Across the listing below, count the lines that mention the string "decided". Reply with the figure only.

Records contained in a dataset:
··········

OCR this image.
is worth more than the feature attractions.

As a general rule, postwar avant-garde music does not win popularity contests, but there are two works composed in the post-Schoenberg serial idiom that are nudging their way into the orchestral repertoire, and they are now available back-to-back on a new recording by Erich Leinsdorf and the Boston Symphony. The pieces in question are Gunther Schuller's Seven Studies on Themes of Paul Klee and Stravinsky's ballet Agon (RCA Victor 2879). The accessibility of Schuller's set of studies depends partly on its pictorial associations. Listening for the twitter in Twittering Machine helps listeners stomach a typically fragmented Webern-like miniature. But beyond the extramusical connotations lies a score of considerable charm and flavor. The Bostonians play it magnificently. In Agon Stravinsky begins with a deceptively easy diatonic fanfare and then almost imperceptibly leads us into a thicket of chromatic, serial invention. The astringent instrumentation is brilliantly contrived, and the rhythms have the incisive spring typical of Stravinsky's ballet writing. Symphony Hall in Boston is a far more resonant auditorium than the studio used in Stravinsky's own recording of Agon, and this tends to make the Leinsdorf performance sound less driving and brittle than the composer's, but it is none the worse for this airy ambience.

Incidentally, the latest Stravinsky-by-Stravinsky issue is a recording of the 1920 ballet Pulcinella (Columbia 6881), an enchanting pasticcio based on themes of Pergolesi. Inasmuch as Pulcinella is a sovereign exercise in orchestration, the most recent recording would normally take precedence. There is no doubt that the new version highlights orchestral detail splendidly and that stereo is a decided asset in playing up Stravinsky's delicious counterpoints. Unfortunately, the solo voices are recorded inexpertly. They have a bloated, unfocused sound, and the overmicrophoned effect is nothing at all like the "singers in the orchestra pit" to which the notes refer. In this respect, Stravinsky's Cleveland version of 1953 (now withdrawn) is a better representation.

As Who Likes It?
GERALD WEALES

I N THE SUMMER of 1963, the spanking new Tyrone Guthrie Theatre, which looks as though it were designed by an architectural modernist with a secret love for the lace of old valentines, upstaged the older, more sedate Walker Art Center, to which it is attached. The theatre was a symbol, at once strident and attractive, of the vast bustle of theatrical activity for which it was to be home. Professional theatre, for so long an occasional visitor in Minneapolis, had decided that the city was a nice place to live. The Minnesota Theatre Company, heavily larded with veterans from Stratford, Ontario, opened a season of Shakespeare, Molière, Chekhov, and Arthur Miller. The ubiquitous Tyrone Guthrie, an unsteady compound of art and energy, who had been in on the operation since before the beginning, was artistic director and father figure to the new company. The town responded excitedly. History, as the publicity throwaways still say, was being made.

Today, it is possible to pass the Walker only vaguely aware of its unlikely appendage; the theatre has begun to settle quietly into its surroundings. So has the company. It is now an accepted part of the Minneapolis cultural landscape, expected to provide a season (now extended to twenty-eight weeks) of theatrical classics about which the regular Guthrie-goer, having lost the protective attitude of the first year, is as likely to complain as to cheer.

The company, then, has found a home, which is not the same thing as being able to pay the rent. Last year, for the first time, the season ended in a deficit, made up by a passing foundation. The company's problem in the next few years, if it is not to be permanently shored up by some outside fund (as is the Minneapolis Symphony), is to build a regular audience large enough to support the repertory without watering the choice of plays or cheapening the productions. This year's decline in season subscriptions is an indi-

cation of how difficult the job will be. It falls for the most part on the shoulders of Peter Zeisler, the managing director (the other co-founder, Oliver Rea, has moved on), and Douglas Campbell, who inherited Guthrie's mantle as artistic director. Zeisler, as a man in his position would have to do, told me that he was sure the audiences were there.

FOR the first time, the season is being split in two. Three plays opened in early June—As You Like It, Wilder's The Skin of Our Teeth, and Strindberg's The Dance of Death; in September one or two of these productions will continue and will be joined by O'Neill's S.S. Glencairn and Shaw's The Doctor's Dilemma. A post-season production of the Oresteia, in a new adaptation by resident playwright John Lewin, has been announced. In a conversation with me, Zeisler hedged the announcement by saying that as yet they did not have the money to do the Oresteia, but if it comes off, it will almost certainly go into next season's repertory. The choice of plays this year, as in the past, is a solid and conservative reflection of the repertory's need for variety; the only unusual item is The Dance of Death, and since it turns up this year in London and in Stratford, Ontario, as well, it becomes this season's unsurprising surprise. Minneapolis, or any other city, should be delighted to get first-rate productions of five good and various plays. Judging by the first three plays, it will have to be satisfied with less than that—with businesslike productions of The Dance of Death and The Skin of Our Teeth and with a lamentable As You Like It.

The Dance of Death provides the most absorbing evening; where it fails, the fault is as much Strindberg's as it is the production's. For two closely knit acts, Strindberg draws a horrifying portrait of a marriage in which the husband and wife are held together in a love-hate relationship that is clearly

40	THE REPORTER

··········

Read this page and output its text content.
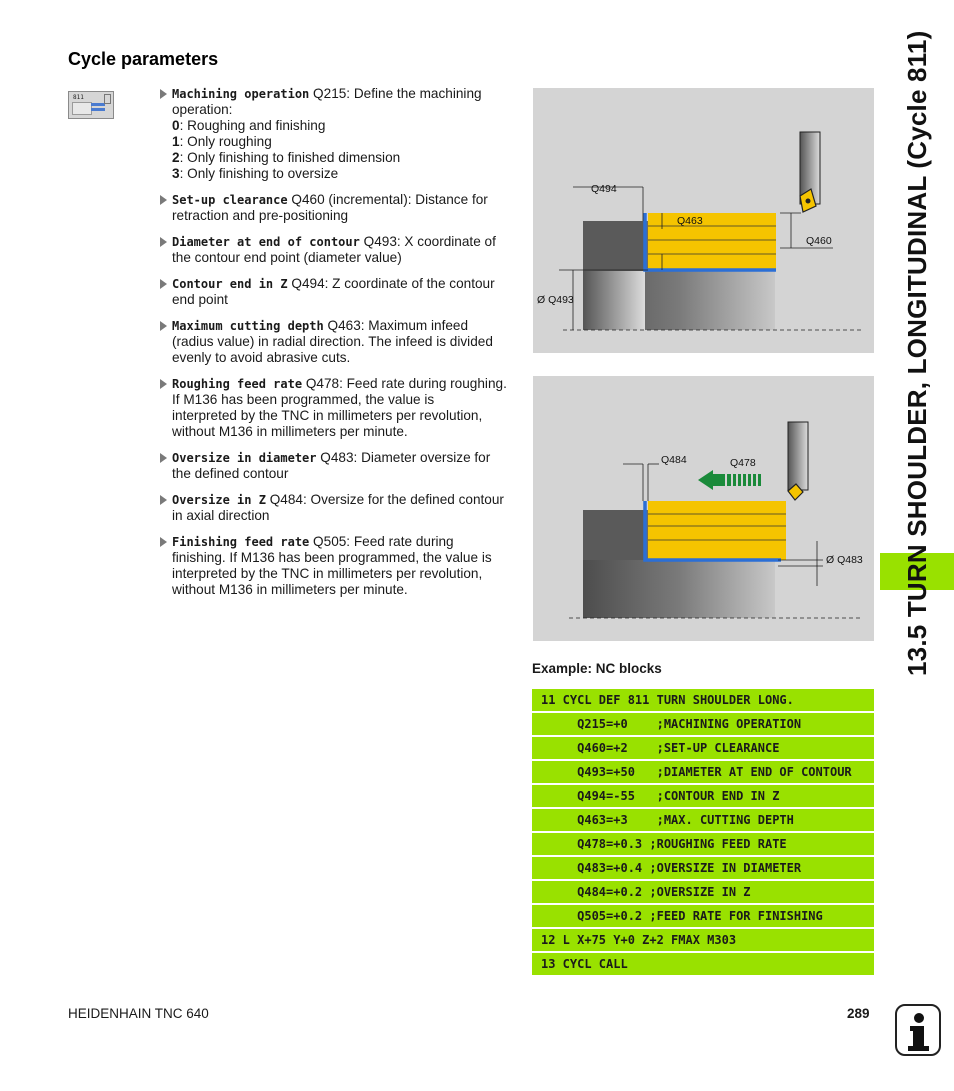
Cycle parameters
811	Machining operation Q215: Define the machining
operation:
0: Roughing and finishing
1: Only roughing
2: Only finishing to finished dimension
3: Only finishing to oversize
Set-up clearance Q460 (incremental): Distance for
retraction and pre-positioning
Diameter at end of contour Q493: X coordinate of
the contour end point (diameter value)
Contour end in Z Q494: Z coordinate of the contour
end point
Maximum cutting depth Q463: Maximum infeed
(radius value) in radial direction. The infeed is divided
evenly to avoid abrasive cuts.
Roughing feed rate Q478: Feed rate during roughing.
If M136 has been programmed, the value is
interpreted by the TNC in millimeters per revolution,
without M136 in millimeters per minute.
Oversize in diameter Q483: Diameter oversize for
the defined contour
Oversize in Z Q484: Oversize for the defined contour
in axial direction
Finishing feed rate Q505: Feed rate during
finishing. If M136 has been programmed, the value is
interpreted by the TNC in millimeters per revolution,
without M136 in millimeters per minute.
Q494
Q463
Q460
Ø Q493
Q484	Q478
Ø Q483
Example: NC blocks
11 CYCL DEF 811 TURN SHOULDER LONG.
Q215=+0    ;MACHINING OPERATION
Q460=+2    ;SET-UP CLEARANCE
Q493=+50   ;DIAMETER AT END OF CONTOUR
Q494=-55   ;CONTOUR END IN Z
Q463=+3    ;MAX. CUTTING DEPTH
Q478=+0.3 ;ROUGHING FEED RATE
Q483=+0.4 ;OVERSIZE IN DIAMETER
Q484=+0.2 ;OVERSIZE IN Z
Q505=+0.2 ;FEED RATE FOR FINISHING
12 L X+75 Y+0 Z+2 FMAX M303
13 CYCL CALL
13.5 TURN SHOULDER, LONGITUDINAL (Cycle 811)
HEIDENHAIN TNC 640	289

··········

- _Exercise result_: 2